** WRITTEN PROBLEM **
From the data that follows, copy every line holding the string "зоны".

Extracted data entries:
--------
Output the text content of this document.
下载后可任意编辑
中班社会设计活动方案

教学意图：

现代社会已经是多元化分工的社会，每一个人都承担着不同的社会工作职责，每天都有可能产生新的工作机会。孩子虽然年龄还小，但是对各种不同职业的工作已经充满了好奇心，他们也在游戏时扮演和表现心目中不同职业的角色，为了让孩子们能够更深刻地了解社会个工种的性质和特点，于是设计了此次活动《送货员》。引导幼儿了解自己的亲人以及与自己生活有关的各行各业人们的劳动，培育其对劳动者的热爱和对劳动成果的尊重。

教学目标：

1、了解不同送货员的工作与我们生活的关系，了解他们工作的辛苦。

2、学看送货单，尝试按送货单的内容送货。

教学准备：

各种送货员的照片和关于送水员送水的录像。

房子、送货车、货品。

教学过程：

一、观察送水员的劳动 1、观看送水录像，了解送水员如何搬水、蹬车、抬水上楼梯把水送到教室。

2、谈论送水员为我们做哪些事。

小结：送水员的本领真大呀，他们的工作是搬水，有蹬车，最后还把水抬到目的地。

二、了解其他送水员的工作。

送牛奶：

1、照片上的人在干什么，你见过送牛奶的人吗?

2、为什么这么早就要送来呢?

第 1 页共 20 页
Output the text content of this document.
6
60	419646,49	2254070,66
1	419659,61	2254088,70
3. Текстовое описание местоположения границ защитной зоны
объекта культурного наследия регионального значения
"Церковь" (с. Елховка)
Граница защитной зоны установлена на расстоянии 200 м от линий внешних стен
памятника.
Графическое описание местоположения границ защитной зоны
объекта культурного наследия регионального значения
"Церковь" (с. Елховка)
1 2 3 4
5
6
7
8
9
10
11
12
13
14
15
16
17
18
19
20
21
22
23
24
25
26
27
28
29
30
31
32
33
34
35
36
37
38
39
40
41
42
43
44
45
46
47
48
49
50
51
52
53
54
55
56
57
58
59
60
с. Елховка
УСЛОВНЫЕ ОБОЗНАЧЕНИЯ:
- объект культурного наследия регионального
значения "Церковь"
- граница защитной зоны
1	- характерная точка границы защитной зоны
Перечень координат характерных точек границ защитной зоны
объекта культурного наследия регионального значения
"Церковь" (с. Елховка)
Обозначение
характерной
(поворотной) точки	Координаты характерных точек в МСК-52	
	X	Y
--------
** SOLUTION TO THIS EXERCISE **
3. Текстовое описание местоположения границ защитной зоны
Граница защитной зоны установлена на расстоянии 200 м от линий внешних стен
Графическое описание местоположения границ защитной зоны
- граница защитной зоны
1	- характерная точка границы защитной зоны
Перечень координат характерных точек границ защитной зоны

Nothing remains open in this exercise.